▸ YOUR OBJECTIVE
Transcribe all of the records precisely as they are presented.

--- start DATA ROWS ---

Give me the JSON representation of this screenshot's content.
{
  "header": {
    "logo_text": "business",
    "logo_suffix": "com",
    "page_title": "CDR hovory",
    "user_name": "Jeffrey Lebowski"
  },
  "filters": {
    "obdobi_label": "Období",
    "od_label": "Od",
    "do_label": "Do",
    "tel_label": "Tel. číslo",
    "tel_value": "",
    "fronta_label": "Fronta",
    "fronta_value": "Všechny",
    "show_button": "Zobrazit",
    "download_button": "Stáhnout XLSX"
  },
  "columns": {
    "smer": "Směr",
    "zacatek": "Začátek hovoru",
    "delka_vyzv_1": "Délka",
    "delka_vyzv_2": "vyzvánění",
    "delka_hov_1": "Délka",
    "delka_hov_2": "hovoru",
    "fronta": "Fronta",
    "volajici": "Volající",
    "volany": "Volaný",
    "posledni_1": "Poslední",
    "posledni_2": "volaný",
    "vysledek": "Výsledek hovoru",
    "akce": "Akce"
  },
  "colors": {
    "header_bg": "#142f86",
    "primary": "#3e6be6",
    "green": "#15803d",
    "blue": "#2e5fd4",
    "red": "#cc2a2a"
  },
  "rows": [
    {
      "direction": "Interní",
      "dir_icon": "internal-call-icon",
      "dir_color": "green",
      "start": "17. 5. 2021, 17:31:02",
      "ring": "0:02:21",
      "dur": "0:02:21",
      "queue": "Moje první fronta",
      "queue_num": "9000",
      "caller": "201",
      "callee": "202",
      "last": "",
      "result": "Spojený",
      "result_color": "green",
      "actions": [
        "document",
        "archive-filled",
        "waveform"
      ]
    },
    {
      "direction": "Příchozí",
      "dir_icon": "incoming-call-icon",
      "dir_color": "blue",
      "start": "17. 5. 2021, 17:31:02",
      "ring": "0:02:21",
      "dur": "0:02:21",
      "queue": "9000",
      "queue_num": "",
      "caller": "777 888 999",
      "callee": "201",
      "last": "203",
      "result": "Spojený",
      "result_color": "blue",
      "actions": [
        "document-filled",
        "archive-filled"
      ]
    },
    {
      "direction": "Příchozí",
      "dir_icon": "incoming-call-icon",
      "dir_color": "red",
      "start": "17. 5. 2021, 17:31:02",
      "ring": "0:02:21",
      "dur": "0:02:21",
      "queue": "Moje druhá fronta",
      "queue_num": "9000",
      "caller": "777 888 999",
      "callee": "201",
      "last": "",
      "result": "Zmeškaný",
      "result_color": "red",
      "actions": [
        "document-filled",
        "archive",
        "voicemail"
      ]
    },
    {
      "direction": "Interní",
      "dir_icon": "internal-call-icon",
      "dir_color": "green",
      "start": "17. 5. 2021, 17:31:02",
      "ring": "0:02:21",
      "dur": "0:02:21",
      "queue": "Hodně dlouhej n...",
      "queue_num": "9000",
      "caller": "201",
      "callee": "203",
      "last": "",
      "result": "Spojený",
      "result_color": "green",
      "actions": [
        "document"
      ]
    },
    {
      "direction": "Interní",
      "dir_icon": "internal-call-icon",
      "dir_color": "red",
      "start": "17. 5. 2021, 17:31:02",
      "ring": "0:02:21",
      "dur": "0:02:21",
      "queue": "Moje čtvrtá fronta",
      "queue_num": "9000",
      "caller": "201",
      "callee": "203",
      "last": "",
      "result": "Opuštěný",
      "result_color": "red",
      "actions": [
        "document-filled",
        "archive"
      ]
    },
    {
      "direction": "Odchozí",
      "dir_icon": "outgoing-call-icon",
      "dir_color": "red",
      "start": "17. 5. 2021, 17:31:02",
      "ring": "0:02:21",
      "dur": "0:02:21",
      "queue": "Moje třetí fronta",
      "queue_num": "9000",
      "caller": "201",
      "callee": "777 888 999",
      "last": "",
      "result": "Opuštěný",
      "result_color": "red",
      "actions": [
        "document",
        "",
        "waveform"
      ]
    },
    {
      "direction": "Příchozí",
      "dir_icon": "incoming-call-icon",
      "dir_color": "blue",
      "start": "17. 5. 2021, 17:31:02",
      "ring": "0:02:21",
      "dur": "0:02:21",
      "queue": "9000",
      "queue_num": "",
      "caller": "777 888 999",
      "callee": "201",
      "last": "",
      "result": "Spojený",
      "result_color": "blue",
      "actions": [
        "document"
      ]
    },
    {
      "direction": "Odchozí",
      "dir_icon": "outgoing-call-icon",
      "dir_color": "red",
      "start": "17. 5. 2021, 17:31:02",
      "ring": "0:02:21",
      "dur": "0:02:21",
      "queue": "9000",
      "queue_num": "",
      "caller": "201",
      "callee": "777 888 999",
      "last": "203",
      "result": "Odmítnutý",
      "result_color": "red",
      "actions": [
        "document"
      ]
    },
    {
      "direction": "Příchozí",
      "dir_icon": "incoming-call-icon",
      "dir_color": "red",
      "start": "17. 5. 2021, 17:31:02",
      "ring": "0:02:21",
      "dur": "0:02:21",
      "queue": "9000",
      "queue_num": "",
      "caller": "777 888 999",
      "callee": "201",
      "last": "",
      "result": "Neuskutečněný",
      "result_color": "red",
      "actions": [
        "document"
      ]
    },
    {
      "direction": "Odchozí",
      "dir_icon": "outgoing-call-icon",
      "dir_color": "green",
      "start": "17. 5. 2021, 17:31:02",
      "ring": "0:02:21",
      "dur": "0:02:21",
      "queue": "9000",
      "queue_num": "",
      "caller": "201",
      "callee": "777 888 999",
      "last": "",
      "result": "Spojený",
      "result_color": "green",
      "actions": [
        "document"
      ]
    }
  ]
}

--- end DATA ROWS ---

▸ TASK RESULT
Give me the JSON representation of this screenshot's content.
{
  "header": {
    "logo_text": "business",
    "logo_suffix": "com",
    "page_title": "CDR hovory",
    "user_name": "Jeffrey Lebowski"
  },
  "filters": {
    "obdobi_label": "Období",
    "od_label": "Od",
    "do_label": "Do",
    "tel_label": "Tel. číslo",
    "tel_value": "",
    "fronta_label": "Fronta",
    "fronta_value": "Všechny",
    "show_button": "Zobrazit",
    "download_button": "Stáhnout XLSX"
  },
  "columns": {
    "smer": "Směr",
    "zacatek": "Začátek hovoru",
    "delka_vyzv_1": "Délka",
    "delka_vyzv_2": "vyzvánění",
    "delka_hov_1": "Délka",
    "delka_hov_2": "hovoru",
    "fronta": "Fronta",
    "volajici": "Volající",
    "volany": "Volaný",
    "posledni_1": "Poslední",
    "posledni_2": "volaný",
    "vysledek": "Výsledek hovoru",
    "akce": "Akce"
  },
  "colors": {
    "header_bg": "#142f86",
    "primary": "#3e6be6",
    "green": "#15803d",
    "blue": "#2e5fd4",
    "red": "#cc2a2a"
  },
  "rows": [
    {
      "direction": "Interní",
      "dir_icon": "internal-call-icon",
      "dir_color": "green",
      "start": "17. 5. 2021, 17:31:02",
      "ring": "0:02:21",
      "dur": "0:02:21",
      "queue": "Moje první fronta",
      "queue_num": "9000",
      "caller": "201",
      "callee": "202",
      "last": "",
      "result": "Spojený",
      "result_color": "green",
      "actions": [
        "document",
        "archive-filled",
        "waveform"
      ]
    },
    {
      "direction": "Příchozí",
      "dir_icon": "incoming-call-icon",
      "dir_color": "blue",
      "start": "17. 5. 2021, 17:31:02",
      "ring": "0:02:21",
      "dur": "0:02:21",
      "queue": "9000",
      "queue_num": "",
      "caller": "777 888 999",
      "callee": "201",
      "last": "203",
      "result": "Spojený",
      "result_color": "blue",
      "actions": [
        "document-filled",
        "archive-filled"
      ]
    },
    {
      "direction": "Příchozí",
      "dir_icon": "incoming-call-icon",
      "dir_color": "red",
      "start": "17. 5. 2021, 17:31:02",
      "ring": "0:02:21",
      "dur": "0:02:21",
      "queue": "Moje druhá fronta",
      "queue_num": "9000",
      "caller": "777 888 999",
      "callee": "201",
      "last": "",
      "result": "Zmeškaný",
      "result_color": "red",
      "actions": [
        "document-filled",
        "archive",
        "voicemail"
      ]
    },
    {
      "direction": "Interní",
      "dir_icon": "internal-call-icon",
      "dir_color": "green",
      "start": "17. 5. 2021, 17:31:02",
      "ring": "0:02:21",
      "dur": "0:02:21",
      "queue": "Hodně dlouhej n...",
      "queue_num": "9000",
      "caller": "201",
      "callee": "203",
      "last": "",
      "result": "Spojený",
      "result_color": "green",
      "actions": [
        "document"
      ]
    },
    {
      "direction": "Interní",
      "dir_icon": "internal-call-icon",
      "dir_color": "red",
      "start": "17. 5. 2021, 17:31:02",
      "ring": "0:02:21",
      "dur": "0:02:21",
      "queue": "Moje čtvrtá fronta",
      "queue_num": "9000",
      "caller": "201",
      "callee": "203",
      "last": "",
      "result": "Opuštěný",
      "result_color": "red",
      "actions": [
        "document-filled",
        "archive"
      ]
    },
    {
      "direction": "Odchozí",
      "dir_icon": "outgoing-call-icon",
      "dir_color": "red",
      "start": "17. 5. 2021, 17:31:02",
      "ring": "0:02:21",
      "dur": "0:02:21",
      "queue": "Moje třetí fronta",
      "queue_num": "9000",
      "caller": "201",
      "callee": "777 888 999",
      "last": "",
      "result": "Opuštěný",
      "result_color": "red",
      "actions": [
        "document",
        "",
        "waveform"
      ]
    },
    {
      "direction": "Příchozí",
      "dir_icon": "incoming-call-icon",
      "dir_color": "blue",
      "start": "17. 5. 2021, 17:31:02",
      "ring": "0:02:21",
      "dur": "0:02:21",
      "queue": "9000",
      "queue_num": "",
      "caller": "777 888 999",
      "callee": "201",
      "last": "",
      "result": "Spojený",
      "result_color": "blue",
      "actions": [
        "document"
      ]
    },
    {
      "direction": "Odchozí",
      "dir_icon": "outgoing-call-icon",
      "dir_color": "red",
      "start": "17. 5. 2021, 17:31:02",
      "ring": "0:02:21",
      "dur": "0:02:21",
      "queue": "9000",
      "queue_num": "",
      "caller": "201",
      "callee": "777 888 999",
      "last": "203",
      "result": "Odmítnutý",
      "result_color": "red",
      "actions": [
        "document"
      ]
    },
    {
      "direction": "Příchozí",
      "dir_icon": "incoming-call-icon",
      "dir_color": "red",
      "start": "17. 5. 2021, 17:31:02",
      "ring": "0:02:21",
      "dur": "0:02:21",
      "queue": "9000",
      "queue_num": "",
      "caller": "777 888 999",
      "callee": "201",
      "last": "",
      "result": "Neuskutečněný",
      "result_color": "red",
      "actions": [
        "document"
      ]
    },
    {
      "direction": "Odchozí",
      "dir_icon": "outgoing-call-icon",
      "dir_color": "green",
      "start": "17. 5. 2021, 17:31:02",
      "ring": "0:02:21",
      "dur": "0:02:21",
      "queue": "9000",
      "queue_num": "",
      "caller": "201",
      "callee": "777 888 999",
      "last": "",
      "result": "Spojený",
      "result_color": "green",
      "actions": [
        "document"
      ]
    }
  ]
}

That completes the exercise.